## Written problem
Take every line that has the string "JSON" and copy it out.
——
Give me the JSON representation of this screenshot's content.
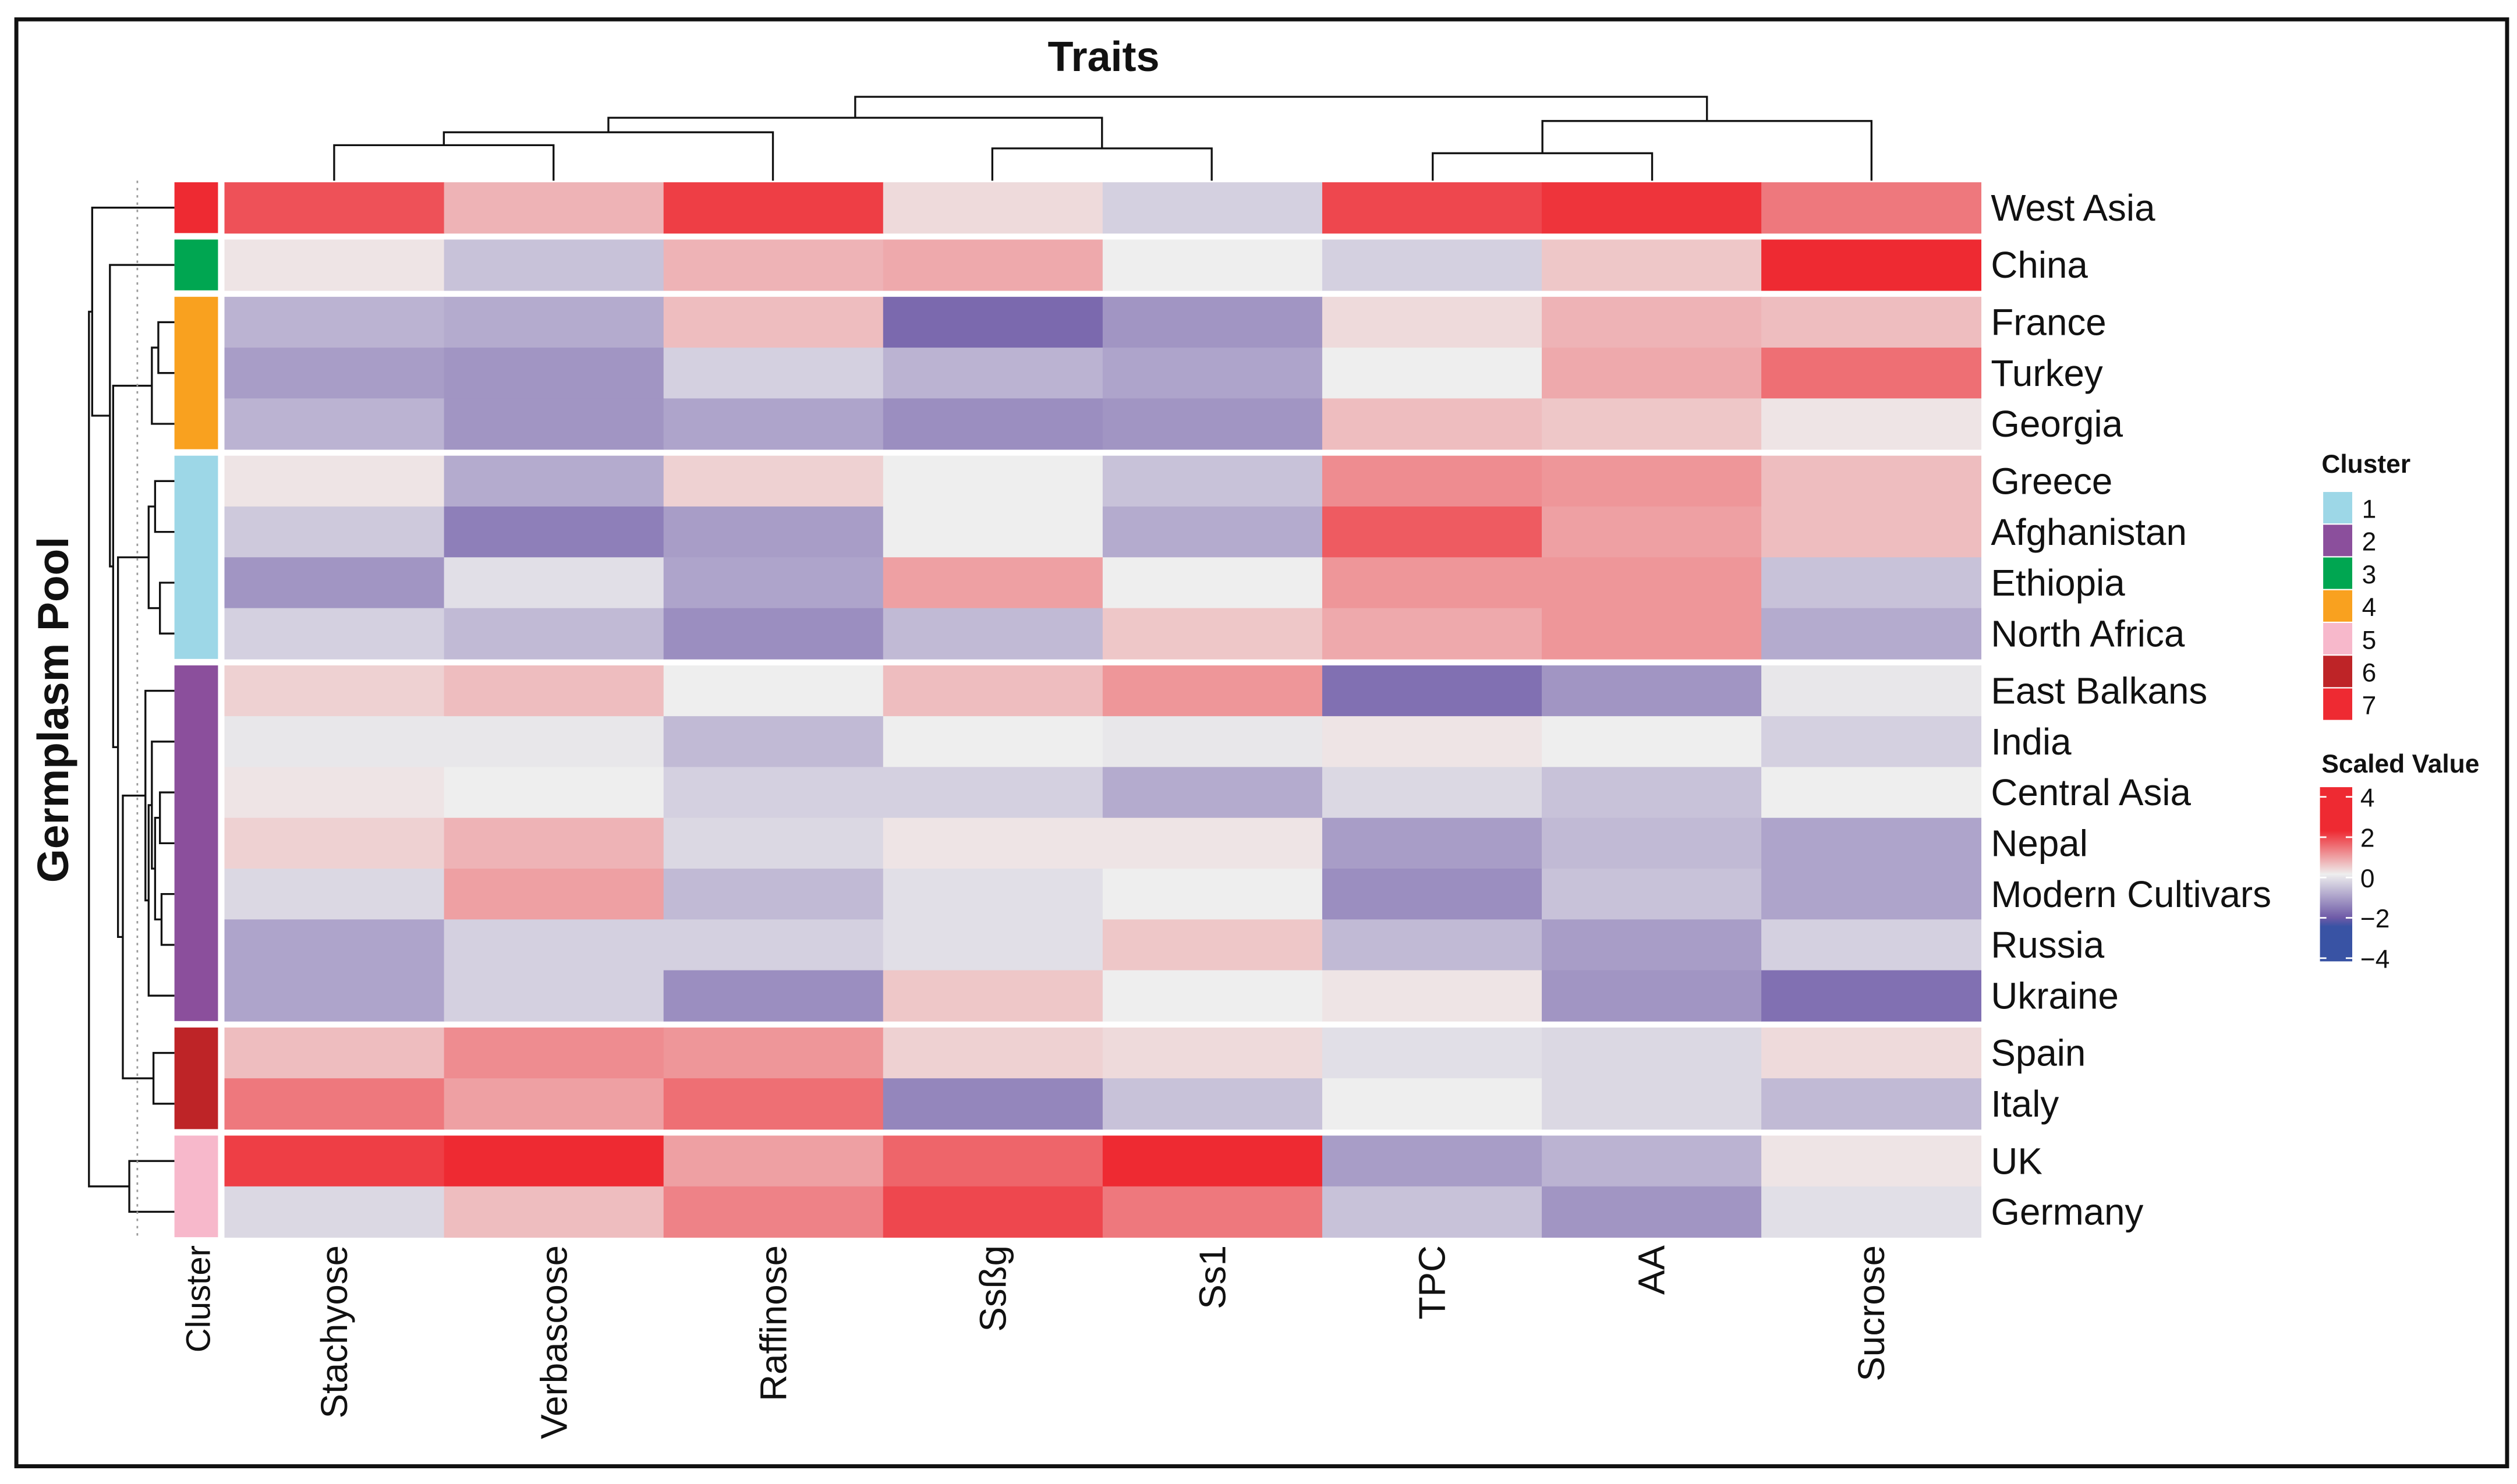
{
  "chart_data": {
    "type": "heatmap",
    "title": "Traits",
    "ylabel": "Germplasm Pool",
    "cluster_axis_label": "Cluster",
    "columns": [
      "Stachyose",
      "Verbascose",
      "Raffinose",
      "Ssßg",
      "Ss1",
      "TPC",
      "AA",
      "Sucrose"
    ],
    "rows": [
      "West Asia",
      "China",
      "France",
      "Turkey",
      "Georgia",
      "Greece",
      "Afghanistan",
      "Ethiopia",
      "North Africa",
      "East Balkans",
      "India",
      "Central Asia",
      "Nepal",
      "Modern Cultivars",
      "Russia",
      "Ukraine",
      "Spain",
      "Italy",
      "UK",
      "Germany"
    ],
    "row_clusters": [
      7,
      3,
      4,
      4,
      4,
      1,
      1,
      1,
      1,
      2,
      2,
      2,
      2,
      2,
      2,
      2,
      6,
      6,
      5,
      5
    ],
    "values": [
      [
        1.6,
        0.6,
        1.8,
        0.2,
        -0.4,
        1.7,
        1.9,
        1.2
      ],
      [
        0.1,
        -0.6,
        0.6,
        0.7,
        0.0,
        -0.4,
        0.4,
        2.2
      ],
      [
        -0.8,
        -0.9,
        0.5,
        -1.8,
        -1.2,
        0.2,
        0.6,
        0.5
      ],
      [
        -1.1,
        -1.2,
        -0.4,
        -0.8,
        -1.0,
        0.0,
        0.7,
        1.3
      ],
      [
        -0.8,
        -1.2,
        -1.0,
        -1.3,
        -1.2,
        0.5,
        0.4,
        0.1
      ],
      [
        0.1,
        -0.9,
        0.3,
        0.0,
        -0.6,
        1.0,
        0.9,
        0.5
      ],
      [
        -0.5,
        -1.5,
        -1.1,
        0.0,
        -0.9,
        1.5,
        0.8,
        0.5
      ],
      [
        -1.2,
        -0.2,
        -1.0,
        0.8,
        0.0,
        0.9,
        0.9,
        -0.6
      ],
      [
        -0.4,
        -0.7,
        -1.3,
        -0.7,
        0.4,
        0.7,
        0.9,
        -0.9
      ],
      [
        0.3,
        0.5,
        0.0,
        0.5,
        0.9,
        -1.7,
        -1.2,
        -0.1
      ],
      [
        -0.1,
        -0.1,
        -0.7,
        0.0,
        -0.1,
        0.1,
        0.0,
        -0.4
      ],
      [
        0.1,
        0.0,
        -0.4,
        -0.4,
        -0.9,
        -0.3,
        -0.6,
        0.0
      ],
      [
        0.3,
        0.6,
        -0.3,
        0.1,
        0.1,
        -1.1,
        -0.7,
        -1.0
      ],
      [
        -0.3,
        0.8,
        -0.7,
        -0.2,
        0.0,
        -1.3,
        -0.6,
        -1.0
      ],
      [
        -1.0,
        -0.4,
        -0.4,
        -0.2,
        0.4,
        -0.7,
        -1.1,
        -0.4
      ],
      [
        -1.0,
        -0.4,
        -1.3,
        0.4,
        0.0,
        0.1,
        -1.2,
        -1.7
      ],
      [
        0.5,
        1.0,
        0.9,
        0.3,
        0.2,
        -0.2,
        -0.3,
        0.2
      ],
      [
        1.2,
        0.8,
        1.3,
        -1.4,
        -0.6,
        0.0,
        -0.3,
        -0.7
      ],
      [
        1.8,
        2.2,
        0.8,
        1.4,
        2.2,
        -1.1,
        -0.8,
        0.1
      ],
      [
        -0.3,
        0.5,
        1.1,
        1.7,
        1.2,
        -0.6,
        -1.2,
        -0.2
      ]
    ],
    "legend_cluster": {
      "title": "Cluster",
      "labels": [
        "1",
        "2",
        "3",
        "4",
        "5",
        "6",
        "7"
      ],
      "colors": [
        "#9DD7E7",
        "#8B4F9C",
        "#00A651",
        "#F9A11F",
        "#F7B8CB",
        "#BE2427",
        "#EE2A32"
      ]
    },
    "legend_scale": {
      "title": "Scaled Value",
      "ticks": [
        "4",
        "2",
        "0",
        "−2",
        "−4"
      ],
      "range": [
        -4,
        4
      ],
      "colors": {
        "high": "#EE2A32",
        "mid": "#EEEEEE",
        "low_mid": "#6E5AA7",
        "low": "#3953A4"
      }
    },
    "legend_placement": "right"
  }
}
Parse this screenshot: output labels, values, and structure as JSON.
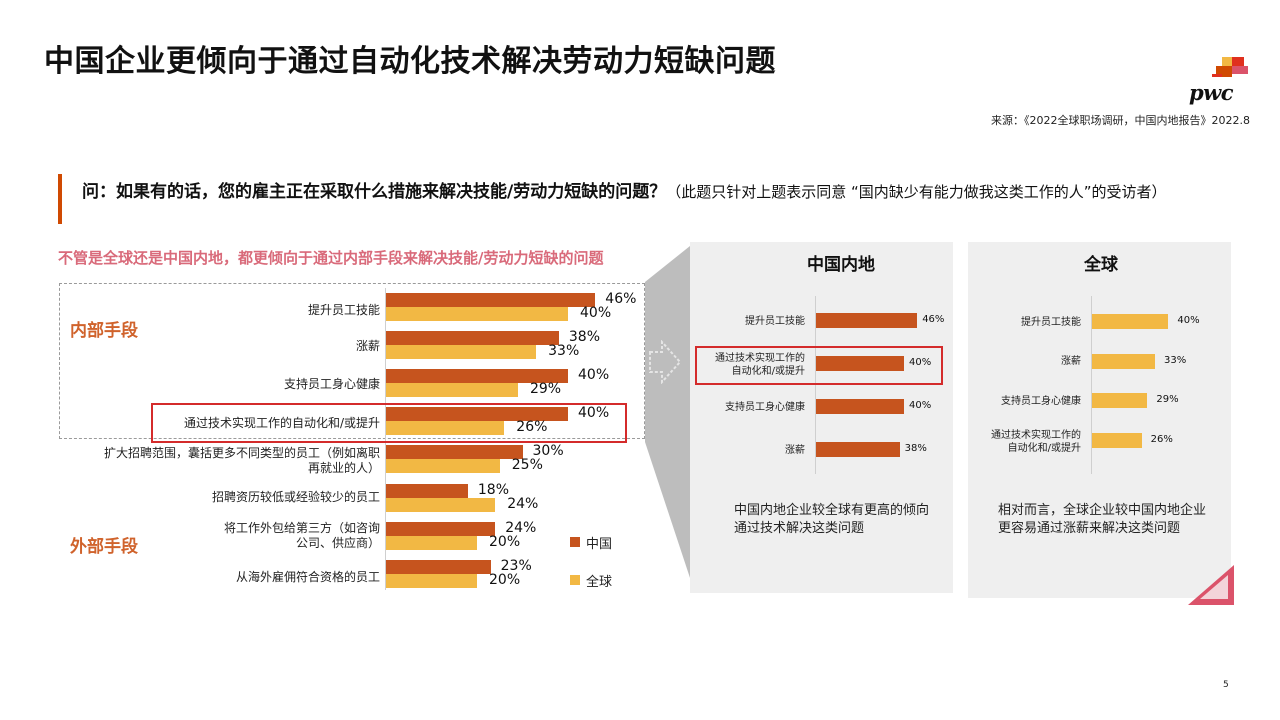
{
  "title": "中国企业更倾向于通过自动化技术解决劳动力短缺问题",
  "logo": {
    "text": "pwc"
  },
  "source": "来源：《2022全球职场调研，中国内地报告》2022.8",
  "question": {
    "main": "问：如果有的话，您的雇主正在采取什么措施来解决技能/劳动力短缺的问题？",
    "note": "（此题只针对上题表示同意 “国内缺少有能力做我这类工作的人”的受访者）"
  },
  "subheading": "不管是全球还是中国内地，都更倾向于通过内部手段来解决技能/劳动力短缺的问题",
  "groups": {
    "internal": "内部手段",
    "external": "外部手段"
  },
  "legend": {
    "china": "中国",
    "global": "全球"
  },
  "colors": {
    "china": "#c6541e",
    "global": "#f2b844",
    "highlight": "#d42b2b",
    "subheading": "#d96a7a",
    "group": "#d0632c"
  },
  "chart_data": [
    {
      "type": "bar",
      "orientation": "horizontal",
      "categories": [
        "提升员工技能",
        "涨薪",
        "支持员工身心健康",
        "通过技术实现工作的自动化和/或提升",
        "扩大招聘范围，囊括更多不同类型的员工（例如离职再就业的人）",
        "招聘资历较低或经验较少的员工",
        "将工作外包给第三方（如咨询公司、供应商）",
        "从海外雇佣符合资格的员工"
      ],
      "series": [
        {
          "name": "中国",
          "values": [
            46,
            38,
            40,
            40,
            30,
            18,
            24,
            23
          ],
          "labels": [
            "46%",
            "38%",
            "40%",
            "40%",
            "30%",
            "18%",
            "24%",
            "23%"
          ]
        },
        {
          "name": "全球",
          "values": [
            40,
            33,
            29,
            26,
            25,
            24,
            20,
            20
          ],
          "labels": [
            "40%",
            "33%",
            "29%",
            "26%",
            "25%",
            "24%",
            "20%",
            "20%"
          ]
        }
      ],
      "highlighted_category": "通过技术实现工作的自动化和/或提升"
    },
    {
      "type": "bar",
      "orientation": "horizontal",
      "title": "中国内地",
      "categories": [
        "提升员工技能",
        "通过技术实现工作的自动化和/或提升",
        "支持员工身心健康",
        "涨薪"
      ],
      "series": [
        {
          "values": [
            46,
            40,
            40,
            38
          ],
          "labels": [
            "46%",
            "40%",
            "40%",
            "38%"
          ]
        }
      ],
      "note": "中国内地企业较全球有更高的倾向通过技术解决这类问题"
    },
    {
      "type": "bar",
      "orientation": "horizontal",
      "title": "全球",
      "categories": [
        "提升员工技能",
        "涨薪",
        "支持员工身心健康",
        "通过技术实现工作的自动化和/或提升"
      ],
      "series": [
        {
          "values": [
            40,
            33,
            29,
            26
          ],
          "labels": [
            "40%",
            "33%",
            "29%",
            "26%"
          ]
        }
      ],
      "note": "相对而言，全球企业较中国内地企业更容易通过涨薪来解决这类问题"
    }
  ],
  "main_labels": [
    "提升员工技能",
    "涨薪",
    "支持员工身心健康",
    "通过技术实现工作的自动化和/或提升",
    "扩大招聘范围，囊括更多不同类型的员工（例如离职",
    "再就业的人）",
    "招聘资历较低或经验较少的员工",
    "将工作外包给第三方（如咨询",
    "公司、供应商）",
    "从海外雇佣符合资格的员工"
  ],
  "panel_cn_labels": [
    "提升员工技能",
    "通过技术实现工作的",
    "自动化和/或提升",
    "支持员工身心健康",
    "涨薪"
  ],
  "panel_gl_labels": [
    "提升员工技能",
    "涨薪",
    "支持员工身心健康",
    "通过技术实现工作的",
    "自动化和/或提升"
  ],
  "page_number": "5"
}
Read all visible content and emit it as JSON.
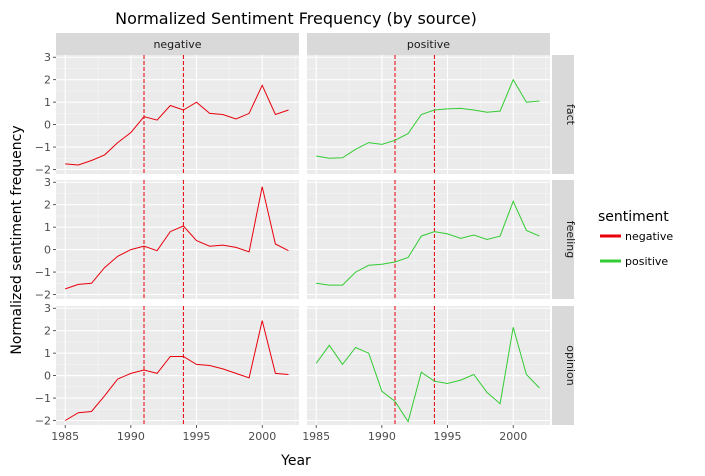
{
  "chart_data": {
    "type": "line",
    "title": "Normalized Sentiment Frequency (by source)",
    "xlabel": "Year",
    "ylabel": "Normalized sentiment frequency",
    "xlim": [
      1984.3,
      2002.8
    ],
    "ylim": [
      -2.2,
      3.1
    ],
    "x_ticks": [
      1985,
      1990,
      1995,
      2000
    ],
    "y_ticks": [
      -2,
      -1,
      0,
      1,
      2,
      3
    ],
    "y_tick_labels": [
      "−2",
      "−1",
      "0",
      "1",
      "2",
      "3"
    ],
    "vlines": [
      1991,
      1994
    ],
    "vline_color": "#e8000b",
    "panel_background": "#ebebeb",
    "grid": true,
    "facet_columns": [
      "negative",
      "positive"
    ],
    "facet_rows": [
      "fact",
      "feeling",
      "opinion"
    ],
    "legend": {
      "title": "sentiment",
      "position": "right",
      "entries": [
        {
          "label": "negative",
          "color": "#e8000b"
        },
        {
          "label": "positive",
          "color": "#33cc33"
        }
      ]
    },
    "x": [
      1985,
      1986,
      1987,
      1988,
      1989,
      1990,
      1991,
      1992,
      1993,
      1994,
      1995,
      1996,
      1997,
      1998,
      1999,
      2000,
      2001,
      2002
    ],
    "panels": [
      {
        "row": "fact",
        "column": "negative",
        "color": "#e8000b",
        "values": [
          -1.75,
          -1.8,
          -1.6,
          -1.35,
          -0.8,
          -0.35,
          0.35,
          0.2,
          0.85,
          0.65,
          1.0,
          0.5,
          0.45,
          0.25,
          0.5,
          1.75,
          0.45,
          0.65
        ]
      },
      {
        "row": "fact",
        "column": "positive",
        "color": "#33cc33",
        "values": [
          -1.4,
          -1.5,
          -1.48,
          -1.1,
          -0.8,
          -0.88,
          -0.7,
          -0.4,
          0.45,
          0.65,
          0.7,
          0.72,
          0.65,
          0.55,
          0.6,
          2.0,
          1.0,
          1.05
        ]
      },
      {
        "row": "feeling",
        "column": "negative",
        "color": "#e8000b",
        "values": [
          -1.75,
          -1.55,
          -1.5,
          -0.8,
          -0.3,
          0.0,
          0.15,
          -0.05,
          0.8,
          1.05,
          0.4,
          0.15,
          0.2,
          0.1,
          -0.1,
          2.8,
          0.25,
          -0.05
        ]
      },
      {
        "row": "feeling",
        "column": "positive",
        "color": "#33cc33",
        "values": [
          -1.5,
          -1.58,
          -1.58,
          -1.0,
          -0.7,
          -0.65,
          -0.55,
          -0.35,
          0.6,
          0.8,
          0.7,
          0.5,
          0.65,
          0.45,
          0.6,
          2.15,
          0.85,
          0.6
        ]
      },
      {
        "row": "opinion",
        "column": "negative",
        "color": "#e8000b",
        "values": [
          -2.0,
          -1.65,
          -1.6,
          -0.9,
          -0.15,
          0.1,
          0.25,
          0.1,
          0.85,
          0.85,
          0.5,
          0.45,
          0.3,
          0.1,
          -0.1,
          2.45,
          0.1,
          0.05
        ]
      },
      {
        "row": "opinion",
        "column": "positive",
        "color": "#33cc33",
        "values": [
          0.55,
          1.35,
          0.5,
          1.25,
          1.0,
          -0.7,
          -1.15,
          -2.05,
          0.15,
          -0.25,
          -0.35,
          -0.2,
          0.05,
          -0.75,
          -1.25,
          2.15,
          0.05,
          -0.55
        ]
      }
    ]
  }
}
——
## Task result
Give me the JSON representation of this screenshot's content.
Parse this screenshot: output labels, values, and structure as JSON.
Read all visible content and emit it as JSON.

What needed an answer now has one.